> _Required task_:
Extract the listing below in full, unchanged.

> _Chart and figure data_:
** begin **

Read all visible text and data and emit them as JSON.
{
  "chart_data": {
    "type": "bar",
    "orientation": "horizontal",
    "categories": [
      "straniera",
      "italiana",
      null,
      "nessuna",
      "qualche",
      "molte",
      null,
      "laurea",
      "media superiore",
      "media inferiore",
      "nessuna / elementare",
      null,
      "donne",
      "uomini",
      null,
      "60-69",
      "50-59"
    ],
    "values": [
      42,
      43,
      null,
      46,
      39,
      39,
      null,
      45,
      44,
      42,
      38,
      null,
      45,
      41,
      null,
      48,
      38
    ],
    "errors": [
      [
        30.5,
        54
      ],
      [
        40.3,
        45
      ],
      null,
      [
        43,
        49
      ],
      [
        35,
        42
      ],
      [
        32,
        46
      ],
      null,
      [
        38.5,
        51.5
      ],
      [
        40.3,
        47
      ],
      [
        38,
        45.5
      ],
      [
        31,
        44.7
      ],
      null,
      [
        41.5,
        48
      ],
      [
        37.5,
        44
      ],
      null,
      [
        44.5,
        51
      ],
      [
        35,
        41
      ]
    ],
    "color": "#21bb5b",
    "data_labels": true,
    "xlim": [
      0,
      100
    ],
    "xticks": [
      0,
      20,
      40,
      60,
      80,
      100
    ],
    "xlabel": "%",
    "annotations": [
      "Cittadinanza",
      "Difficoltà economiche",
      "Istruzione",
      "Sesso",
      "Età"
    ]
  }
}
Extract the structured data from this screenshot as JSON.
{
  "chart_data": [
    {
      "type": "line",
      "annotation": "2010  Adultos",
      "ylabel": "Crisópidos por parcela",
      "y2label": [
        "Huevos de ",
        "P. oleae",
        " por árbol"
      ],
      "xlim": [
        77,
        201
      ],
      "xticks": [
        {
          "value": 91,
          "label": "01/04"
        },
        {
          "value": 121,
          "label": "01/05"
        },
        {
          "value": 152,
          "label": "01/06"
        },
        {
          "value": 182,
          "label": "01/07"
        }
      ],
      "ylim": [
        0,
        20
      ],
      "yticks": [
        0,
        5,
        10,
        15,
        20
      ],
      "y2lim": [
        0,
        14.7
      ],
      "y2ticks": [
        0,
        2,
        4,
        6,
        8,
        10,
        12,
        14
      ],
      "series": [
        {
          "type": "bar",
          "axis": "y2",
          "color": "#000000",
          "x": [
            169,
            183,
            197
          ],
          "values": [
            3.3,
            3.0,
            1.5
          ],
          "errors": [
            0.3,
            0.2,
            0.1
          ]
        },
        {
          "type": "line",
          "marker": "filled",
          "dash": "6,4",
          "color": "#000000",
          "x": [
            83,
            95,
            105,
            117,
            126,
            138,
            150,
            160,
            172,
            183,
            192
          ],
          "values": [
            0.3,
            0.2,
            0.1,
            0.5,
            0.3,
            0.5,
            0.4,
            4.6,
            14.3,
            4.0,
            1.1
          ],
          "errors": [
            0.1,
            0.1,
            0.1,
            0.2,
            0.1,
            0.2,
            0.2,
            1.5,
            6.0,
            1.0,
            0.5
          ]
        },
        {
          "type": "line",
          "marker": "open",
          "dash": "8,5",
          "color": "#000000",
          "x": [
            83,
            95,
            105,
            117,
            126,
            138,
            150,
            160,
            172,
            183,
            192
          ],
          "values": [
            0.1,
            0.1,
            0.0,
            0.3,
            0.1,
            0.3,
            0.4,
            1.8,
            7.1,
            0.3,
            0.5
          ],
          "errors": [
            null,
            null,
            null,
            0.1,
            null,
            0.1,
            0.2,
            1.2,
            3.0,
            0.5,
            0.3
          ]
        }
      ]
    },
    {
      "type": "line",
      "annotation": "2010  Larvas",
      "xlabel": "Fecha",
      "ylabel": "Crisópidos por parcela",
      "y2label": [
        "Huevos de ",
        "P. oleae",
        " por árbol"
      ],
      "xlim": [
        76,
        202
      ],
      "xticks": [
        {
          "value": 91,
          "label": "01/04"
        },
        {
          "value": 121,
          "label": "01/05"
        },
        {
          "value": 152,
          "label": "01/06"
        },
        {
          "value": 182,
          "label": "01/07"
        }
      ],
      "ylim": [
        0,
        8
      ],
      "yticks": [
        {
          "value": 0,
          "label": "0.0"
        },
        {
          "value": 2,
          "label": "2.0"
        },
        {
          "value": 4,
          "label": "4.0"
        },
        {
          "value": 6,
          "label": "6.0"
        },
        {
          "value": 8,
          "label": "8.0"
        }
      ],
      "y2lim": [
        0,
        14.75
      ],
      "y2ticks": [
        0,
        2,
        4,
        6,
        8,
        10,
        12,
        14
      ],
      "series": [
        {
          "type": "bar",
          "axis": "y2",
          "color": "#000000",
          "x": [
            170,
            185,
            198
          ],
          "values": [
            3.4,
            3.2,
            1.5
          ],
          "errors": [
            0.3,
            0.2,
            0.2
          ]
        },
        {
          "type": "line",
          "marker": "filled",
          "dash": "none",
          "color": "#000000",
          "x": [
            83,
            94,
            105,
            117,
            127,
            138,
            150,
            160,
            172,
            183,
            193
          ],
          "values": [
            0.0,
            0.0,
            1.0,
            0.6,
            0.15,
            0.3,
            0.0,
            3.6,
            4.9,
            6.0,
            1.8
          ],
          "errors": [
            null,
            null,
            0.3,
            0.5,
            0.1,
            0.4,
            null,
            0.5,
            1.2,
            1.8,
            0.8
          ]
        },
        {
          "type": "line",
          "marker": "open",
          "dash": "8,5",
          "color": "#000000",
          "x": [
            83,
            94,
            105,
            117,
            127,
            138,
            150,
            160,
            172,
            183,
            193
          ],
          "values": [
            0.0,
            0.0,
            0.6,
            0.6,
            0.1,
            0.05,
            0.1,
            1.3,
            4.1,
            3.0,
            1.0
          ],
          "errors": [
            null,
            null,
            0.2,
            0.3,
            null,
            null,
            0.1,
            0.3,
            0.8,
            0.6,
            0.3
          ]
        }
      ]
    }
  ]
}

** end **

> _Finished exercise_:
Read all visible text and data and emit them as JSON.
{
  "chart_data": {
    "type": "bar",
    "orientation": "horizontal",
    "categories": [
      "straniera",
      "italiana",
      null,
      "nessuna",
      "qualche",
      "molte",
      null,
      "laurea",
      "media superiore",
      "media inferiore",
      "nessuna / elementare",
      null,
      "donne",
      "uomini",
      null,
      "60-69",
      "50-59"
    ],
    "values": [
      42,
      43,
      null,
      46,
      39,
      39,
      null,
      45,
      44,
      42,
      38,
      null,
      45,
      41,
      null,
      48,
      38
    ],
    "errors": [
      [
        30.5,
        54
      ],
      [
        40.3,
        45
      ],
      null,
      [
        43,
        49
      ],
      [
        35,
        42
      ],
      [
        32,
        46
      ],
      null,
      [
        38.5,
        51.5
      ],
      [
        40.3,
        47
      ],
      [
        38,
        45.5
      ],
      [
        31,
        44.7
      ],
      null,
      [
        41.5,
        48
      ],
      [
        37.5,
        44
      ],
      null,
      [
        44.5,
        51
      ],
      [
        35,
        41
      ]
    ],
    "color": "#21bb5b",
    "data_labels": true,
    "xlim": [
      0,
      100
    ],
    "xticks": [
      0,
      20,
      40,
      60,
      80,
      100
    ],
    "xlabel": "%",
    "annotations": [
      "Cittadinanza",
      "Difficoltà economiche",
      "Istruzione",
      "Sesso",
      "Età"
    ]
  }
}
Extract the structured data from this screenshot as JSON.
{
  "chart_data": [
    {
      "type": "line",
      "annotation": "2010  Adultos",
      "ylabel": "Crisópidos por parcela",
      "y2label": [
        "Huevos de ",
        "P. oleae",
        " por árbol"
      ],
      "xlim": [
        77,
        201
      ],
      "xticks": [
        {
          "value": 91,
          "label": "01/04"
        },
        {
          "value": 121,
          "label": "01/05"
        },
        {
          "value": 152,
          "label": "01/06"
        },
        {
          "value": 182,
          "label": "01/07"
        }
      ],
      "ylim": [
        0,
        20
      ],
      "yticks": [
        0,
        5,
        10,
        15,
        20
      ],
      "y2lim": [
        0,
        14.7
      ],
      "y2ticks": [
        0,
        2,
        4,
        6,
        8,
        10,
        12,
        14
      ],
      "series": [
        {
          "type": "bar",
          "axis": "y2",
          "color": "#000000",
          "x": [
            169,
            183,
            197
          ],
          "values": [
            3.3,
            3.0,
            1.5
          ],
          "errors": [
            0.3,
            0.2,
            0.1
          ]
        },
        {
          "type": "line",
          "marker": "filled",
          "dash": "6,4",
          "color": "#000000",
          "x": [
            83,
            95,
            105,
            117,
            126,
            138,
            150,
            160,
            172,
            183,
            192
          ],
          "values": [
            0.3,
            0.2,
            0.1,
            0.5,
            0.3,
            0.5,
            0.4,
            4.6,
            14.3,
            4.0,
            1.1
          ],
          "errors": [
            0.1,
            0.1,
            0.1,
            0.2,
            0.1,
            0.2,
            0.2,
            1.5,
            6.0,
            1.0,
            0.5
          ]
        },
        {
          "type": "line",
          "marker": "open",
          "dash": "8,5",
          "color": "#000000",
          "x": [
            83,
            95,
            105,
            117,
            126,
            138,
            150,
            160,
            172,
            183,
            192
          ],
          "values": [
            0.1,
            0.1,
            0.0,
            0.3,
            0.1,
            0.3,
            0.4,
            1.8,
            7.1,
            0.3,
            0.5
          ],
          "errors": [
            null,
            null,
            null,
            0.1,
            null,
            0.1,
            0.2,
            1.2,
            3.0,
            0.5,
            0.3
          ]
        }
      ]
    },
    {
      "type": "line",
      "annotation": "2010  Larvas",
      "xlabel": "Fecha",
      "ylabel": "Crisópidos por parcela",
      "y2label": [
        "Huevos de ",
        "P. oleae",
        " por árbol"
      ],
      "xlim": [
        76,
        202
      ],
      "xticks": [
        {
          "value": 91,
          "label": "01/04"
        },
        {
          "value": 121,
          "label": "01/05"
        },
        {
          "value": 152,
          "label": "01/06"
        },
        {
          "value": 182,
          "label": "01/07"
        }
      ],
      "ylim": [
        0,
        8
      ],
      "yticks": [
        {
          "value": 0,
          "label": "0.0"
        },
        {
          "value": 2,
          "label": "2.0"
        },
        {
          "value": 4,
          "label": "4.0"
        },
        {
          "value": 6,
          "label": "6.0"
        },
        {
          "value": 8,
          "label": "8.0"
        }
      ],
      "y2lim": [
        0,
        14.75
      ],
      "y2ticks": [
        0,
        2,
        4,
        6,
        8,
        10,
        12,
        14
      ],
      "series": [
        {
          "type": "bar",
          "axis": "y2",
          "color": "#000000",
          "x": [
            170,
            185,
            198
          ],
          "values": [
            3.4,
            3.2,
            1.5
          ],
          "errors": [
            0.3,
            0.2,
            0.2
          ]
        },
        {
          "type": "line",
          "marker": "filled",
          "dash": "none",
          "color": "#000000",
          "x": [
            83,
            94,
            105,
            117,
            127,
            138,
            150,
            160,
            172,
            183,
            193
          ],
          "values": [
            0.0,
            0.0,
            1.0,
            0.6,
            0.15,
            0.3,
            0.0,
            3.6,
            4.9,
            6.0,
            1.8
          ],
          "errors": [
            null,
            null,
            0.3,
            0.5,
            0.1,
            0.4,
            null,
            0.5,
            1.2,
            1.8,
            0.8
          ]
        },
        {
          "type": "line",
          "marker": "open",
          "dash": "8,5",
          "color": "#000000",
          "x": [
            83,
            94,
            105,
            117,
            127,
            138,
            150,
            160,
            172,
            183,
            193
          ],
          "values": [
            0.0,
            0.0,
            0.6,
            0.6,
            0.1,
            0.05,
            0.1,
            1.3,
            4.1,
            3.0,
            1.0
          ],
          "errors": [
            null,
            null,
            0.2,
            0.3,
            null,
            null,
            0.1,
            0.3,
            0.8,
            0.6,
            0.3
          ]
        }
      ]
    }
  ]
}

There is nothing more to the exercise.